> Given problem
Omit the pictures and output every entry below exactly as written.

╭──

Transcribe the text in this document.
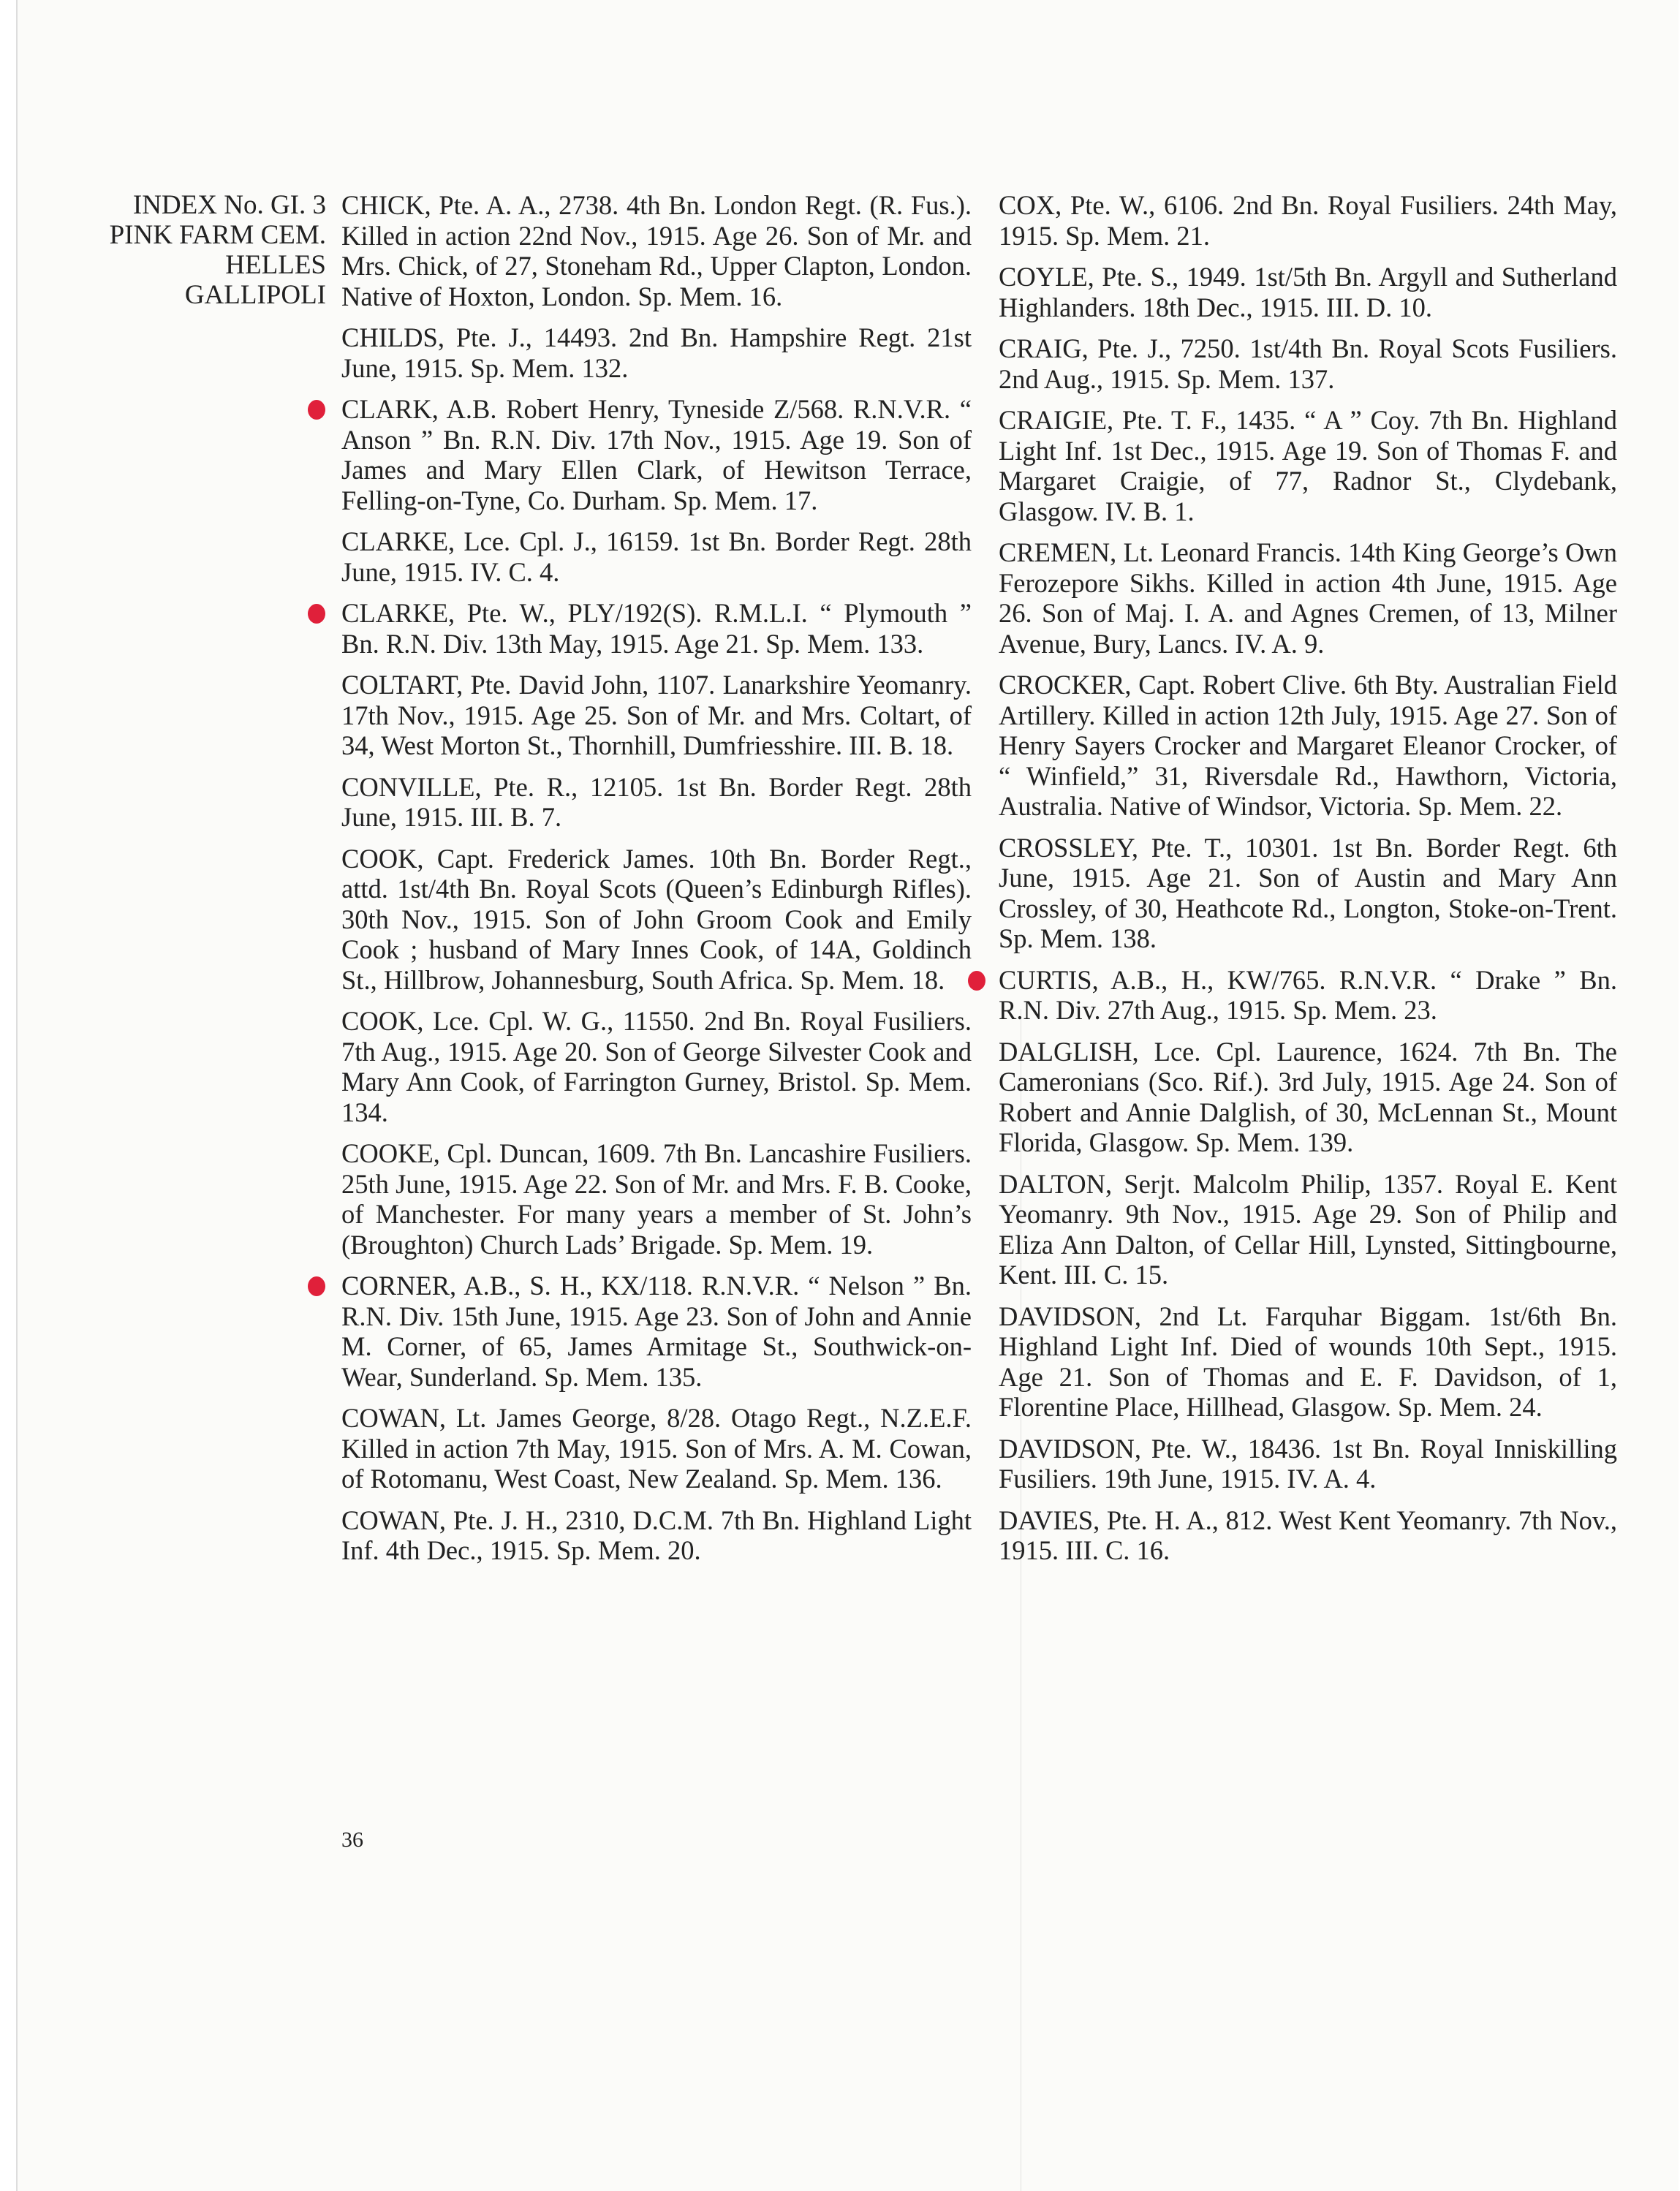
INDEX No. GI. 3
PINK FARM CEM.
HELLES
GALLIPOLI

CHICK, Pte. A. A., 2738. 4th Bn. London Regt. (R. Fus.). Killed in action 22nd Nov., 1915. Age 26. Son of Mr. and Mrs. Chick, of 27, Stoneham Rd., Upper Clapton, London. Native of Hoxton, London. Sp. Mem. 16.

CHILDS, Pte. J., 14493. 2nd Bn. Hampshire Regt. 21st June, 1915. Sp. Mem. 132.

CLARK, A.B. Robert Henry, Tyneside Z/568. R.N.V.R. “ Anson ” Bn. R.N. Div. 17th Nov., 1915. Age 19. Son of James and Mary Ellen Clark, of Hewitson Terrace, Felling-on-Tyne, Co. Durham. Sp. Mem. 17.

CLARKE, Lce. Cpl. J., 16159. 1st Bn. Border Regt. 28th June, 1915. IV. C. 4.

CLARKE, Pte. W., PLY/192(S). R.M.L.I. “ Plymouth ” Bn. R.N. Div. 13th May, 1915. Age 21. Sp. Mem. 133.

COLTART, Pte. David John, 1107. Lanarkshire Yeomanry. 17th Nov., 1915. Age 25. Son of Mr. and Mrs. Coltart, of 34, West Morton St., Thornhill, Dumfriesshire. III. B. 18.

CONVILLE, Pte. R., 12105. 1st Bn. Border Regt. 28th June, 1915. III. B. 7.

COOK, Capt. Frederick James. 10th Bn. Border Regt., attd. 1st/4th Bn. Royal Scots (Queen’s Edinburgh Rifles). 30th Nov., 1915. Son of John Groom Cook and Emily Cook ; husband of Mary Innes Cook, of 14A, Goldinch St., Hillbrow, Johannesburg, South Africa. Sp. Mem. 18.

COOK, Lce. Cpl. W. G., 11550. 2nd Bn. Royal Fusiliers. 7th Aug., 1915. Age 20. Son of George Silvester Cook and Mary Ann Cook, of Farrington Gurney, Bristol. Sp. Mem. 134.

COOKE, Cpl. Duncan, 1609. 7th Bn. Lancashire Fusiliers. 25th June, 1915. Age 22. Son of Mr. and Mrs. F. B. Cooke, of Manchester. For many years a member of St. John’s (Broughton) Church Lads’ Brigade. Sp. Mem. 19.

CORNER, A.B., S. H., KX/118. R.N.V.R. “ Nelson ” Bn. R.N. Div. 15th June, 1915. Age 23. Son of John and Annie M. Corner, of 65, James Armitage St., Southwick-on-Wear, Sunderland. Sp. Mem. 135.

COWAN, Lt. James George, 8/28. Otago Regt., N.Z.E.F. Killed in action 7th May, 1915. Son of Mrs. A. M. Cowan, of Rotomanu, West Coast, New Zealand. Sp. Mem. 136.

COWAN, Pte. J. H., 2310, D.C.M. 7th Bn. Highland Light Inf. 4th Dec., 1915. Sp. Mem. 20.

COX, Pte. W., 6106. 2nd Bn. Royal Fusiliers. 24th May, 1915. Sp. Mem. 21.

COYLE, Pte. S., 1949. 1st/5th Bn. Argyll and Sutherland Highlanders. 18th Dec., 1915. III. D. 10.

CRAIG, Pte. J., 7250. 1st/4th Bn. Royal Scots Fusiliers. 2nd Aug., 1915. Sp. Mem. 137.

CRAIGIE, Pte. T. F., 1435. “ A ” Coy. 7th Bn. Highland Light Inf. 1st Dec., 1915. Age 19. Son of Thomas F. and Margaret Craigie, of 77, Radnor St., Clydebank, Glasgow. IV. B. 1.

CREMEN, Lt. Leonard Francis. 14th King George’s Own Ferozepore Sikhs. Killed in action 4th June, 1915. Age 26. Son of Maj. I. A. and Agnes Cremen, of 13, Milner Avenue, Bury, Lancs. IV. A. 9.

CROCKER, Capt. Robert Clive. 6th Bty. Australian Field Artillery. Killed in action 12th July, 1915. Age 27. Son of Henry Sayers Crocker and Margaret Eleanor Crocker, of “ Winfield,” 31, Riversdale Rd., Hawthorn, Victoria, Australia. Native of Windsor, Victoria. Sp. Mem. 22.

CROSSLEY, Pte. T., 10301. 1st Bn. Border Regt. 6th June, 1915. Age 21. Son of Austin and Mary Ann Crossley, of 30, Heathcote Rd., Longton, Stoke-on-Trent. Sp. Mem. 138.

CURTIS, A.B., H., KW/765. R.N.V.R. “ Drake ” Bn. R.N. Div. 27th Aug., 1915. Sp. Mem. 23.

DALGLISH, Lce. Cpl. Laurence, 1624. 7th Bn. The Cameronians (Sco. Rif.). 3rd July, 1915. Age 24. Son of Robert and Annie Dalglish, of 30, McLennan St., Mount Florida, Glasgow. Sp. Mem. 139.

DALTON, Serjt. Malcolm Philip, 1357. Royal E. Kent Yeomanry. 9th Nov., 1915. Age 29. Son of Philip and Eliza Ann Dalton, of Cellar Hill, Lynsted, Sittingbourne, Kent. III. C. 15.

DAVIDSON, 2nd Lt. Farquhar Biggam. 1st/6th Bn. Highland Light Inf. Died of wounds 10th Sept., 1915. Age 21. Son of Thomas and E. F. Davidson, of 1, Florentine Place, Hillhead, Glasgow. Sp. Mem. 24.

DAVIDSON, Pte. W., 18436. 1st Bn. Royal Inniskilling Fusiliers. 19th June, 1915. IV. A. 4.

DAVIES, Pte. H. A., 812. West Kent Yeomanry. 7th Nov., 1915. III. C. 16.

36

╰──

> Task result
Transcribe the text in this document.
INDEX No. GI. 3
PINK FARM CEM.
HELLES
GALLIPOLI

CHICK, Pte. A. A., 2738. 4th Bn. London Regt. (R. Fus.). Killed in action 22nd Nov., 1915. Age 26. Son of Mr. and Mrs. Chick, of 27, Stoneham Rd., Upper Clapton, London. Native of Hoxton, London. Sp. Mem. 16.

CHILDS, Pte. J., 14493. 2nd Bn. Hampshire Regt. 21st June, 1915. Sp. Mem. 132.

CLARK, A.B. Robert Henry, Tyneside Z/568. R.N.V.R. “ Anson ” Bn. R.N. Div. 17th Nov., 1915. Age 19. Son of James and Mary Ellen Clark, of Hewitson Terrace, Felling-on-Tyne, Co. Durham. Sp. Mem. 17.

CLARKE, Lce. Cpl. J., 16159. 1st Bn. Border Regt. 28th June, 1915. IV. C. 4.

CLARKE, Pte. W., PLY/192(S). R.M.L.I. “ Plymouth ” Bn. R.N. Div. 13th May, 1915. Age 21. Sp. Mem. 133.

COLTART, Pte. David John, 1107. Lanarkshire Yeomanry. 17th Nov., 1915. Age 25. Son of Mr. and Mrs. Coltart, of 34, West Morton St., Thornhill, Dumfriesshire. III. B. 18.

CONVILLE, Pte. R., 12105. 1st Bn. Border Regt. 28th June, 1915. III. B. 7.

COOK, Capt. Frederick James. 10th Bn. Border Regt., attd. 1st/4th Bn. Royal Scots (Queen’s Edinburgh Rifles). 30th Nov., 1915. Son of John Groom Cook and Emily Cook ; husband of Mary Innes Cook, of 14A, Goldinch St., Hillbrow, Johannesburg, South Africa. Sp. Mem. 18.

COOK, Lce. Cpl. W. G., 11550. 2nd Bn. Royal Fusiliers. 7th Aug., 1915. Age 20. Son of George Silvester Cook and Mary Ann Cook, of Farrington Gurney, Bristol. Sp. Mem. 134.

COOKE, Cpl. Duncan, 1609. 7th Bn. Lancashire Fusiliers. 25th June, 1915. Age 22. Son of Mr. and Mrs. F. B. Cooke, of Manchester. For many years a member of St. John’s (Broughton) Church Lads’ Brigade. Sp. Mem. 19.

CORNER, A.B., S. H., KX/118. R.N.V.R. “ Nelson ” Bn. R.N. Div. 15th June, 1915. Age 23. Son of John and Annie M. Corner, of 65, James Armitage St., Southwick-on-Wear, Sunderland. Sp. Mem. 135.

COWAN, Lt. James George, 8/28. Otago Regt., N.Z.E.F. Killed in action 7th May, 1915. Son of Mrs. A. M. Cowan, of Rotomanu, West Coast, New Zealand. Sp. Mem. 136.

COWAN, Pte. J. H., 2310, D.C.M. 7th Bn. Highland Light Inf. 4th Dec., 1915. Sp. Mem. 20.

COX, Pte. W., 6106. 2nd Bn. Royal Fusiliers. 24th May, 1915. Sp. Mem. 21.

COYLE, Pte. S., 1949. 1st/5th Bn. Argyll and Sutherland Highlanders. 18th Dec., 1915. III. D. 10.

CRAIG, Pte. J., 7250. 1st/4th Bn. Royal Scots Fusiliers. 2nd Aug., 1915. Sp. Mem. 137.

CRAIGIE, Pte. T. F., 1435. “ A ” Coy. 7th Bn. Highland Light Inf. 1st Dec., 1915. Age 19. Son of Thomas F. and Margaret Craigie, of 77, Radnor St., Clydebank, Glasgow. IV. B. 1.

CREMEN, Lt. Leonard Francis. 14th King George’s Own Ferozepore Sikhs. Killed in action 4th June, 1915. Age 26. Son of Maj. I. A. and Agnes Cremen, of 13, Milner Avenue, Bury, Lancs. IV. A. 9.

CROCKER, Capt. Robert Clive. 6th Bty. Australian Field Artillery. Killed in action 12th July, 1915. Age 27. Son of Henry Sayers Crocker and Margaret Eleanor Crocker, of “ Winfield,” 31, Riversdale Rd., Hawthorn, Victoria, Australia. Native of Windsor, Victoria. Sp. Mem. 22.

CROSSLEY, Pte. T., 10301. 1st Bn. Border Regt. 6th June, 1915. Age 21. Son of Austin and Mary Ann Crossley, of 30, Heathcote Rd., Longton, Stoke-on-Trent. Sp. Mem. 138.

CURTIS, A.B., H., KW/765. R.N.V.R. “ Drake ” Bn. R.N. Div. 27th Aug., 1915. Sp. Mem. 23.

DALGLISH, Lce. Cpl. Laurence, 1624. 7th Bn. The Cameronians (Sco. Rif.). 3rd July, 1915. Age 24. Son of Robert and Annie Dalglish, of 30, McLennan St., Mount Florida, Glasgow. Sp. Mem. 139.

DALTON, Serjt. Malcolm Philip, 1357. Royal E. Kent Yeomanry. 9th Nov., 1915. Age 29. Son of Philip and Eliza Ann Dalton, of Cellar Hill, Lynsted, Sittingbourne, Kent. III. C. 15.

DAVIDSON, 2nd Lt. Farquhar Biggam. 1st/6th Bn. Highland Light Inf. Died of wounds 10th Sept., 1915. Age 21. Son of Thomas and E. F. Davidson, of 1, Florentine Place, Hillhead, Glasgow. Sp. Mem. 24.

DAVIDSON, Pte. W., 18436. 1st Bn. Royal Inniskilling Fusiliers. 19th June, 1915. IV. A. 4.

DAVIES, Pte. H. A., 812. West Kent Yeomanry. 7th Nov., 1915. III. C. 16.

36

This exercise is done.